Copy nothing but the text: repeat each entry exactly and drop the images.
>> BEGIN Listing
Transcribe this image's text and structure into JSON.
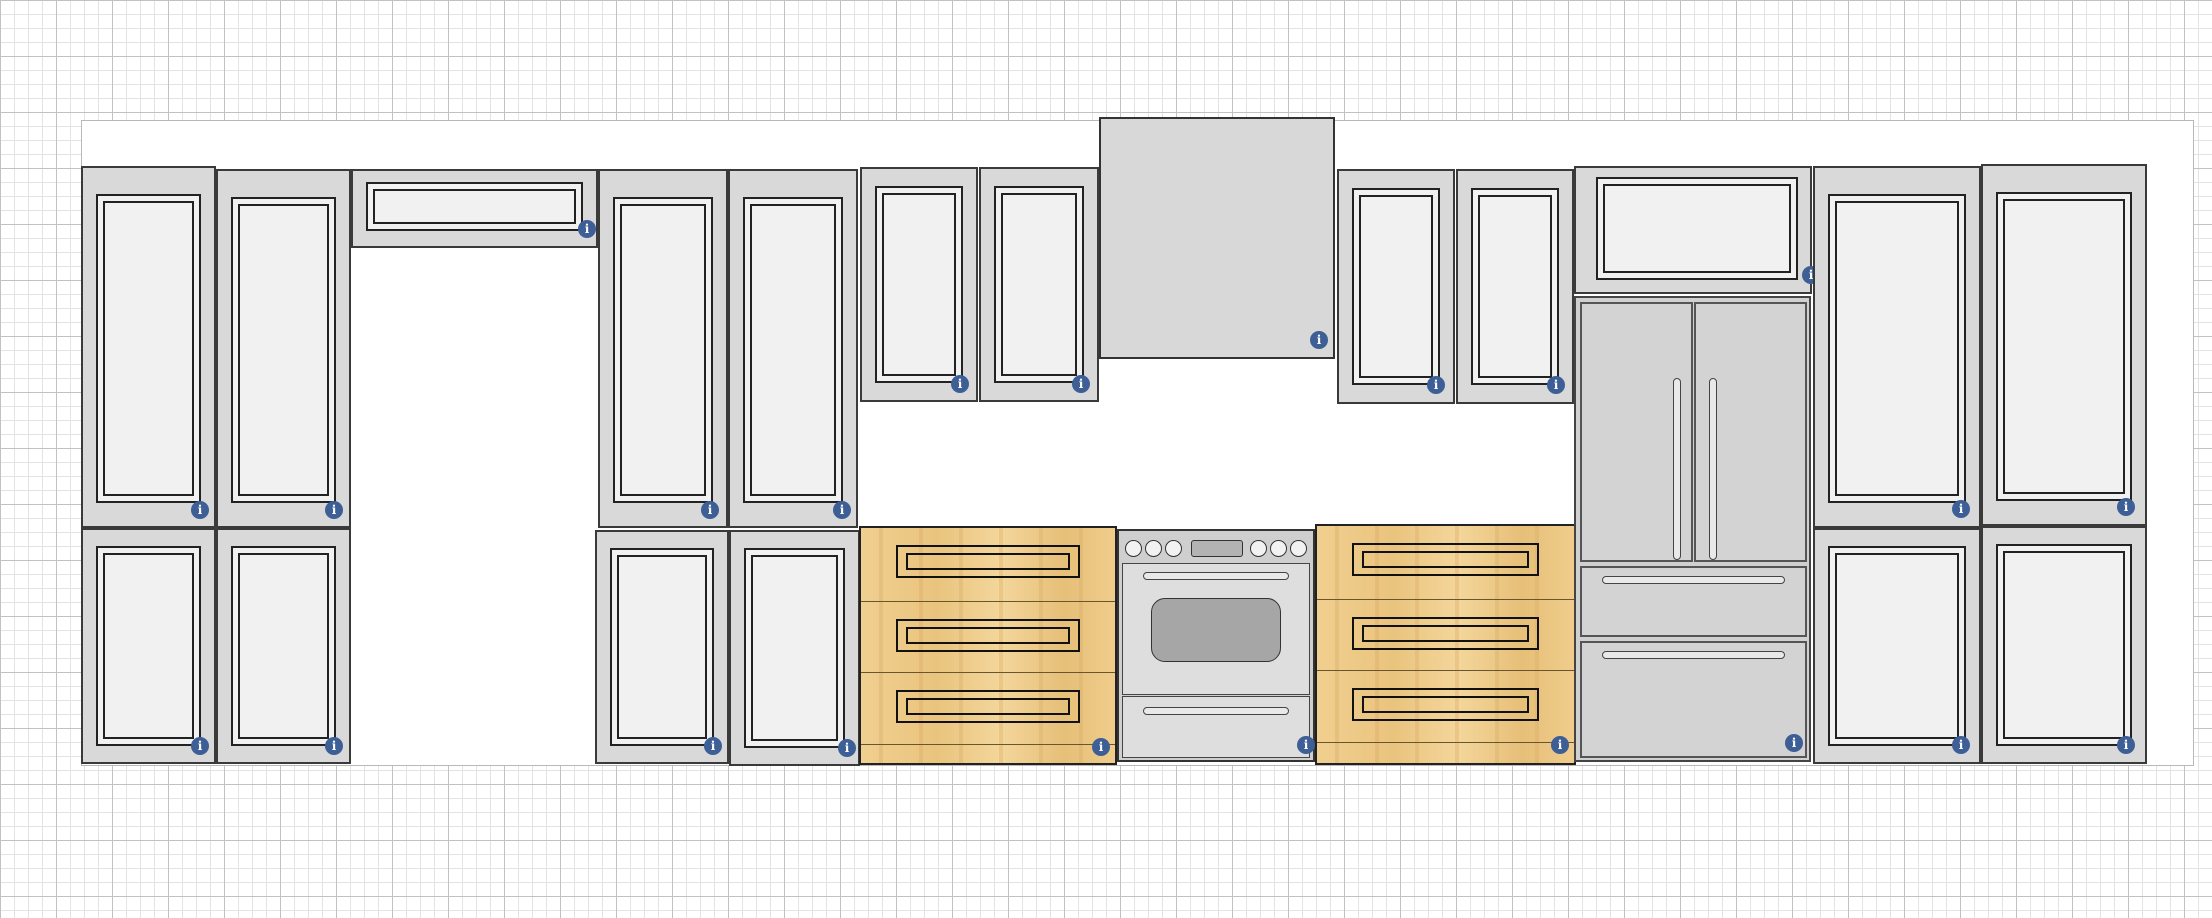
{
  "canvas": {
    "grid": "on",
    "view": "kitchen wall elevation"
  },
  "colors": {
    "info_badge": "#3d5f96",
    "cabinet": "#d9d9d9",
    "door_panel": "#f1f1f1",
    "wood": "#eccb8a"
  },
  "icons": {
    "info": "i"
  },
  "appliances": {
    "range": {
      "burner_knobs": 6
    },
    "refrigerator": {
      "type": "french-door"
    }
  }
}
>> END Listing
» **Output of the exercise**:
Transcribe this image's text and structure into JSON.
{
  "canvas": {
    "grid": "on",
    "view": "kitchen wall elevation"
  },
  "colors": {
    "info_badge": "#3d5f96",
    "cabinet": "#d9d9d9",
    "door_panel": "#f1f1f1",
    "wood": "#eccb8a"
  },
  "icons": {
    "info": "i"
  },
  "appliances": {
    "range": {
      "burner_knobs": 6
    },
    "refrigerator": {
      "type": "french-door"
    }
  }
}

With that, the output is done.